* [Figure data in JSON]
>> START
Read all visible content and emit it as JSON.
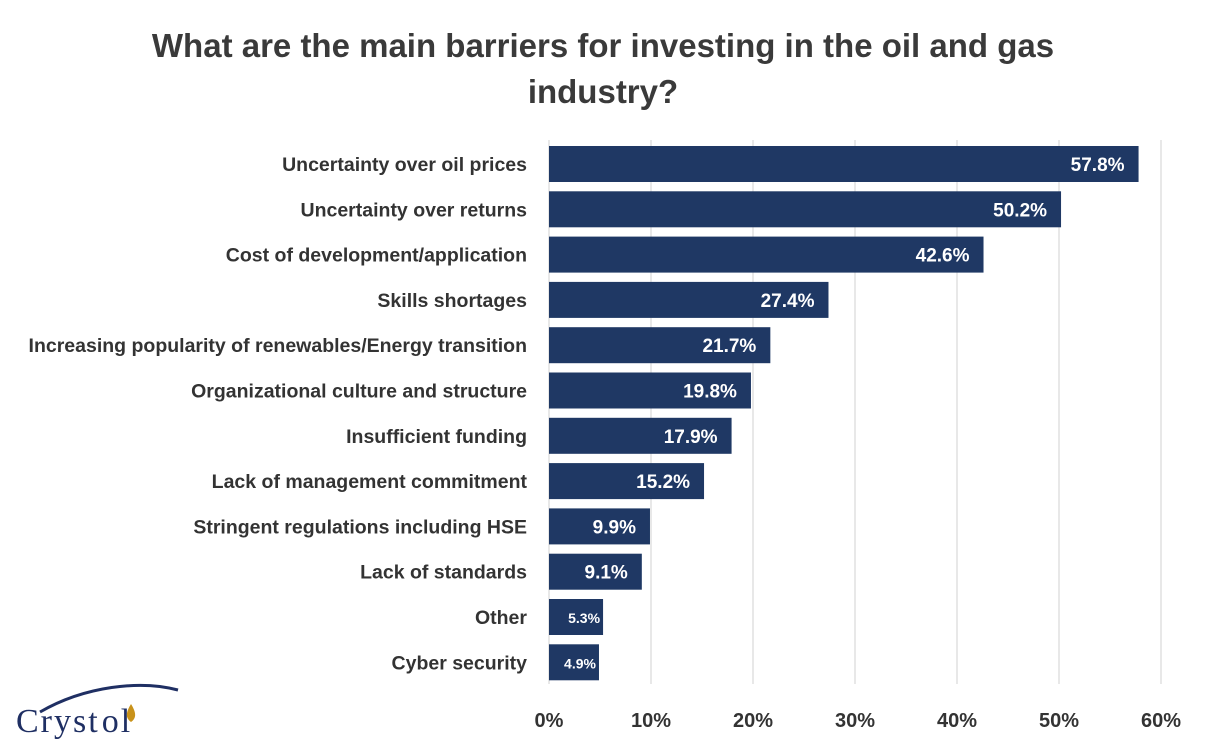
{
  "chart_data": {
    "type": "bar",
    "orientation": "horizontal",
    "title": "What are the main barriers for investing in the oil and gas industry?",
    "title_lines": [
      "What are the main barriers for investing in the oil and gas",
      "industry?"
    ],
    "categories": [
      "Uncertainty over oil prices",
      "Uncertainty over returns",
      "Cost of development/application",
      "Skills shortages",
      "Increasing popularity of renewables/Energy transition",
      "Organizational culture and structure",
      "Insufficient funding",
      "Lack of management commitment",
      "Stringent regulations including HSE",
      "Lack of standards",
      "Other",
      "Cyber security"
    ],
    "values": [
      57.8,
      50.2,
      42.6,
      27.4,
      21.7,
      19.8,
      17.9,
      15.2,
      9.9,
      9.1,
      5.3,
      4.9
    ],
    "data_labels": [
      "57.8%",
      "50.2%",
      "42.6%",
      "27.4%",
      "21.7%",
      "19.8%",
      "17.9%",
      "15.2%",
      "9.9%",
      "9.1%",
      "5.3%",
      "4.9%"
    ],
    "xlim": [
      0,
      60
    ],
    "x_ticks": [
      0,
      10,
      20,
      30,
      40,
      50,
      60
    ],
    "x_tick_labels": [
      "0%",
      "10%",
      "20%",
      "30%",
      "40%",
      "50%",
      "60%"
    ],
    "grid": true,
    "bar_color": "#1f3864",
    "gridline_color": "#d9d9d9"
  },
  "logo": {
    "text": "Cryst",
    "text_end": "l",
    "primary_color": "#1f2f63",
    "accent_color": "#c8921a"
  }
}
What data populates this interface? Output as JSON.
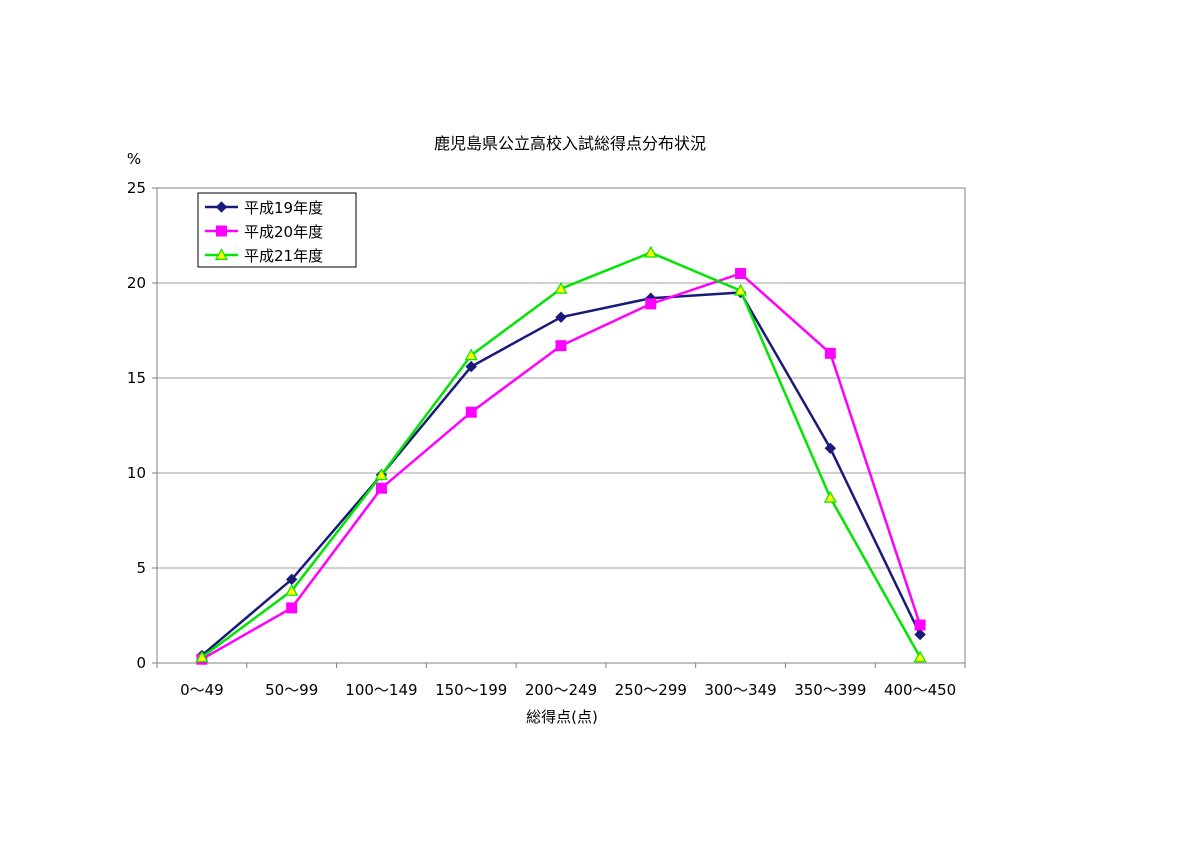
{
  "chart_data": {
    "type": "line",
    "title": "鹿児島県公立高校入試総得点分布状況",
    "xlabel": "総得点(点)",
    "ylabel": "%",
    "ylim": [
      0,
      25
    ],
    "yticks": [
      "0",
      "5",
      "10",
      "15",
      "20",
      "25"
    ],
    "categories": [
      "0〜49",
      "50〜99",
      "100〜149",
      "150〜199",
      "200〜249",
      "250〜299",
      "300〜349",
      "350〜399",
      "400〜450"
    ],
    "grid": "horizontal",
    "legend_position": "top-left",
    "series": [
      {
        "name": "平成19年度",
        "color": "#1a1a7a",
        "marker": "diamond",
        "values": [
          0.4,
          4.4,
          9.9,
          15.6,
          18.2,
          19.2,
          19.5,
          11.3,
          1.5
        ]
      },
      {
        "name": "平成20年度",
        "color": "#ff00ff",
        "marker": "square",
        "values": [
          0.2,
          2.9,
          9.2,
          13.2,
          16.7,
          18.9,
          20.5,
          16.3,
          2.0
        ]
      },
      {
        "name": "平成21年度",
        "color": "#00e600",
        "marker": "triangle",
        "marker_fill": "#ffff00",
        "values": [
          0.3,
          3.8,
          9.9,
          16.2,
          19.7,
          21.6,
          19.6,
          8.7,
          0.3
        ]
      }
    ]
  }
}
>> END
Select every line in the records above that contains the word "Uncertainty".

      "Uncertainty over oil prices",
      "Uncertainty over returns",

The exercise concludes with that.